→ **DIRECTIONS FOR THIS TASK**:
Copy out all of the data exactly as it appears.
#### DATA IN THIS EXERCISE ####
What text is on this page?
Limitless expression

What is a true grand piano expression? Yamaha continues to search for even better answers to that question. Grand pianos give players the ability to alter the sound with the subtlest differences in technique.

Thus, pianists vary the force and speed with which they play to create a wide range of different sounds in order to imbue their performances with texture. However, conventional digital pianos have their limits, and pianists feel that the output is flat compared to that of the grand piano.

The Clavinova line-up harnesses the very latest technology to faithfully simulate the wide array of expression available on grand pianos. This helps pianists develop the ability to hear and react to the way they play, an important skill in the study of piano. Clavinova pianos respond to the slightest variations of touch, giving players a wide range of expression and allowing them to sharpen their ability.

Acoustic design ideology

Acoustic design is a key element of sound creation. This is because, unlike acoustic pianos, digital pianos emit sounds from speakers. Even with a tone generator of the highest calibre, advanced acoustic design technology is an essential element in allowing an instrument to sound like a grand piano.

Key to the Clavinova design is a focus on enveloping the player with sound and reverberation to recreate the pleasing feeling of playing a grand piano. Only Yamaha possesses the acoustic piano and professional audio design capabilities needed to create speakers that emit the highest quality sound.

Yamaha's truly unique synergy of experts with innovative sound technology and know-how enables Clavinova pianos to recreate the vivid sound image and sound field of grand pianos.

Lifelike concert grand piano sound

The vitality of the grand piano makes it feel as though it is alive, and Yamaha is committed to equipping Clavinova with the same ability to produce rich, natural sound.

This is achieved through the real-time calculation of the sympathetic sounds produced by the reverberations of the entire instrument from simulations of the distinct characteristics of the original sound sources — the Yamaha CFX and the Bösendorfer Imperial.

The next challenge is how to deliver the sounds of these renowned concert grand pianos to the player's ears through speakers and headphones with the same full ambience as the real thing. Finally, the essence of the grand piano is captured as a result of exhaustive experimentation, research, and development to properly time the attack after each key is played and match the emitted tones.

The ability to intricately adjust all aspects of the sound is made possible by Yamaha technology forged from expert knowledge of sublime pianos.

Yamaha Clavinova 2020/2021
####
→ **COMPLETED TASK**:
What text is on this page?
Limitless expression

What is a true grand piano expression? Yamaha continues to search for even better answers to that question. Grand pianos give players the ability to alter the sound with the subtlest differences in technique.

Thus, pianists vary the force and speed with which they play to create a wide range of different sounds in order to imbue their performances with texture. However, conventional digital pianos have their limits, and pianists feel that the output is flat compared to that of the grand piano.

The Clavinova line-up harnesses the very latest technology to faithfully simulate the wide array of expression available on grand pianos. This helps pianists develop the ability to hear and react to the way they play, an important skill in the study of piano. Clavinova pianos respond to the slightest variations of touch, giving players a wide range of expression and allowing them to sharpen their ability.

Acoustic design ideology

Acoustic design is a key element of sound creation. This is because, unlike acoustic pianos, digital pianos emit sounds from speakers. Even with a tone generator of the highest calibre, advanced acoustic design technology is an essential element in allowing an instrument to sound like a grand piano.

Key to the Clavinova design is a focus on enveloping the player with sound and reverberation to recreate the pleasing feeling of playing a grand piano. Only Yamaha possesses the acoustic piano and professional audio design capabilities needed to create speakers that emit the highest quality sound.

Yamaha's truly unique synergy of experts with innovative sound technology and know-how enables Clavinova pianos to recreate the vivid sound image and sound field of grand pianos.

Lifelike concert grand piano sound

The vitality of the grand piano makes it feel as though it is alive, and Yamaha is committed to equipping Clavinova with the same ability to produce rich, natural sound.

This is achieved through the real-time calculation of the sympathetic sounds produced by the reverberations of the entire instrument from simulations of the distinct characteristics of the original sound sources — the Yamaha CFX and the Bösendorfer Imperial.

The next challenge is how to deliver the sounds of these renowned concert grand pianos to the player's ears through speakers and headphones with the same full ambience as the real thing. Finally, the essence of the grand piano is captured as a result of exhaustive experimentation, research, and development to properly time the attack after each key is played and match the emitted tones.

The ability to intricately adjust all aspects of the sound is made possible by Yamaha technology forged from expert knowledge of sublime pianos.

Yamaha Clavinova 2020/2021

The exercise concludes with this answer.